● Problem description: Locate every line below that contains the word "text" and copy it.

● Supplied information:

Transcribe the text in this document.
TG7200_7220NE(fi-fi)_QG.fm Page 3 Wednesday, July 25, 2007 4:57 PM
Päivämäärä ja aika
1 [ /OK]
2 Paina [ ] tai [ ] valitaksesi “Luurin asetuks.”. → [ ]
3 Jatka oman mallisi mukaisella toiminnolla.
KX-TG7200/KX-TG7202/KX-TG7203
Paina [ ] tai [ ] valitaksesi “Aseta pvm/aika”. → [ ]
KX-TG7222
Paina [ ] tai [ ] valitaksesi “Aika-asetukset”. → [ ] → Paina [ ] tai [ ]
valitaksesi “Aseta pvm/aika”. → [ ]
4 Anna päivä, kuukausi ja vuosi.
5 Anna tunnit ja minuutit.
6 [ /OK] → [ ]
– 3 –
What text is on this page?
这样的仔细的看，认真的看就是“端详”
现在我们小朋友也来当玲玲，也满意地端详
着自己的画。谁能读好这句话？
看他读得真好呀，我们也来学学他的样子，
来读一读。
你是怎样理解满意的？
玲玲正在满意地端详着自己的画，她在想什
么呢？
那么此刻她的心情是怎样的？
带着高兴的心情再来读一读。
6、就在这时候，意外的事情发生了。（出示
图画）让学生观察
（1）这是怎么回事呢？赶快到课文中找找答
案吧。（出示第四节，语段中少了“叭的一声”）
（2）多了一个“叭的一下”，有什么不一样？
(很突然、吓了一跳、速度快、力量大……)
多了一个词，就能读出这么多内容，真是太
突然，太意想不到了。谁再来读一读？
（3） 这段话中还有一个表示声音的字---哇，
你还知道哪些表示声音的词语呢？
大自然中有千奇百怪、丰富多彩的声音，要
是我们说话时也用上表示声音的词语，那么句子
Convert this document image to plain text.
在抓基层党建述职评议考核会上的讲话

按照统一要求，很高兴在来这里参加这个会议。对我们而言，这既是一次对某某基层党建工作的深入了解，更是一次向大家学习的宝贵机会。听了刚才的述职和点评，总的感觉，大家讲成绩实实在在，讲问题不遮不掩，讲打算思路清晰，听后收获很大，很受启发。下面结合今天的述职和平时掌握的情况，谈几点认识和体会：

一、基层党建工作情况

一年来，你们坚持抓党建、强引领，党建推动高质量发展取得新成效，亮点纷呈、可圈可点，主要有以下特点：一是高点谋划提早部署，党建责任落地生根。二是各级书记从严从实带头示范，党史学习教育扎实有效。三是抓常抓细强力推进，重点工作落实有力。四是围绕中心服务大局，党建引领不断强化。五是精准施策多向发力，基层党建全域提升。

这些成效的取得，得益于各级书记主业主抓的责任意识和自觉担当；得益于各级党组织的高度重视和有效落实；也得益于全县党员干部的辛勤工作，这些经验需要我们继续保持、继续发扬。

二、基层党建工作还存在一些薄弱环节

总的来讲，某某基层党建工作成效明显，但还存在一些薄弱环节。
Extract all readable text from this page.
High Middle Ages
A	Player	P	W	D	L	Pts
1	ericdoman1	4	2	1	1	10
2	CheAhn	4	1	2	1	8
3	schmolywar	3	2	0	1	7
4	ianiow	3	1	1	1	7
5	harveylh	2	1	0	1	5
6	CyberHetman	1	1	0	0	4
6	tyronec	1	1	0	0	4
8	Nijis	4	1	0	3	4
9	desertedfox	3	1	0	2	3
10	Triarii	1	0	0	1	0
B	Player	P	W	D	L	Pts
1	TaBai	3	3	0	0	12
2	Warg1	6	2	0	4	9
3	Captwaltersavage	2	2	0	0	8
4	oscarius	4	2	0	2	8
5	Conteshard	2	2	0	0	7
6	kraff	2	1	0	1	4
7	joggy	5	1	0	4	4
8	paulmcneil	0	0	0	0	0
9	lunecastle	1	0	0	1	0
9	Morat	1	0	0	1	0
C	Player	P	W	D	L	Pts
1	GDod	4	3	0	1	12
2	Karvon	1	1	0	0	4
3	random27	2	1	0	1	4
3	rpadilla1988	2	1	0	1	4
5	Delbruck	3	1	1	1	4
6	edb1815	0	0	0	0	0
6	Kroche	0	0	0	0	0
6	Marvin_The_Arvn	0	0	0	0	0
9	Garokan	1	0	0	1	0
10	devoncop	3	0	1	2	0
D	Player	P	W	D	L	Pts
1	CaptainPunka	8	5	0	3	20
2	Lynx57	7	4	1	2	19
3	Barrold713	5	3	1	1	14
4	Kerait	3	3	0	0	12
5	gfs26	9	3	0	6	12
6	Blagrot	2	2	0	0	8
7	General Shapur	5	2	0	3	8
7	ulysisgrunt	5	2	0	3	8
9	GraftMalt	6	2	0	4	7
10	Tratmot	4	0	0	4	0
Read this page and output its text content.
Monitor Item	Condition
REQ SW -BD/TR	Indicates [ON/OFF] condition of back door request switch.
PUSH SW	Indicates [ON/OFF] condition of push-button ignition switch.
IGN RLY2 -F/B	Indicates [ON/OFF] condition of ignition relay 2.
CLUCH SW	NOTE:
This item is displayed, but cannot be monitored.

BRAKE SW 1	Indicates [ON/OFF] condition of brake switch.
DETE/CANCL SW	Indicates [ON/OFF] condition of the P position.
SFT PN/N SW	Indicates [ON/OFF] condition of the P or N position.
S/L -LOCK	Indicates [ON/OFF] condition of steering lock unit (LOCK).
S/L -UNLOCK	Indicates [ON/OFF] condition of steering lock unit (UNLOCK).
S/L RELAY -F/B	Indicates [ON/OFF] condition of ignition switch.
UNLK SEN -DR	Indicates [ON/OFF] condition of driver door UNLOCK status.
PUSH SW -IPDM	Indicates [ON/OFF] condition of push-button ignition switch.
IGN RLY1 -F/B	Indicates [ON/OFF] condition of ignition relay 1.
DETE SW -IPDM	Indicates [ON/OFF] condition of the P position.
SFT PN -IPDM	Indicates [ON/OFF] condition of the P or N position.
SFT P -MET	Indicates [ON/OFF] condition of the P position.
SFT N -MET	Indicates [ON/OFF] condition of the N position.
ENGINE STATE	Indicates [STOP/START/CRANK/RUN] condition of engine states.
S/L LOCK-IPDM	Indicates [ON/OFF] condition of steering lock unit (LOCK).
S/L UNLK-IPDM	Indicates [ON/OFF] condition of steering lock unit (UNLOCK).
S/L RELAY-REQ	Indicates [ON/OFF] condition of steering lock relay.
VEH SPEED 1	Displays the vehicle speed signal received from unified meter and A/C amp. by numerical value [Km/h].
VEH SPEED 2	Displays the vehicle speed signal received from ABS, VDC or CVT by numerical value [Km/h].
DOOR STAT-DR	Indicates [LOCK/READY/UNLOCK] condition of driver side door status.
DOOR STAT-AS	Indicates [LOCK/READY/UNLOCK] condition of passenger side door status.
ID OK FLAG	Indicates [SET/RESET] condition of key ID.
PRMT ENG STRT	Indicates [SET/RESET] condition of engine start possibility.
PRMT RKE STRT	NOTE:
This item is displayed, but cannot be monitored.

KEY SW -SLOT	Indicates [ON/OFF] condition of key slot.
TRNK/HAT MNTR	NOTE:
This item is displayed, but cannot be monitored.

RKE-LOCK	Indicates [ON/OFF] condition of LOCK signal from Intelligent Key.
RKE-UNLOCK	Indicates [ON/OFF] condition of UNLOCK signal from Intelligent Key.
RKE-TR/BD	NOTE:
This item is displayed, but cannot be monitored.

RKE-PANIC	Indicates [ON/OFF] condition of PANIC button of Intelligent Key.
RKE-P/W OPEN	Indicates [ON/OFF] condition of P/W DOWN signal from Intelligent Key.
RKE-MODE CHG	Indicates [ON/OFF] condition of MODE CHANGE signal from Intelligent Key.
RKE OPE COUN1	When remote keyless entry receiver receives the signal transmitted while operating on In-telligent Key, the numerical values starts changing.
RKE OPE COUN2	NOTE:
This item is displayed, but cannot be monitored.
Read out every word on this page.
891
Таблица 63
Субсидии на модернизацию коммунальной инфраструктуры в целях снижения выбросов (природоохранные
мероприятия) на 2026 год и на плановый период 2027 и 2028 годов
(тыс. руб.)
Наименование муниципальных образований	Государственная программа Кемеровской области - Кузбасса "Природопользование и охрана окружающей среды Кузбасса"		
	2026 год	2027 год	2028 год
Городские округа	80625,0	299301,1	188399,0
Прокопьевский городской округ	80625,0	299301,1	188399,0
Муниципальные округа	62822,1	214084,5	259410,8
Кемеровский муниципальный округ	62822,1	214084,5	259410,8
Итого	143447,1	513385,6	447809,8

● Solution for this problem:
Transcribe the text in this document.
What text is on this page?
Convert this document image to plain text.
Extract all readable text from this page.
Read this page and output its text content.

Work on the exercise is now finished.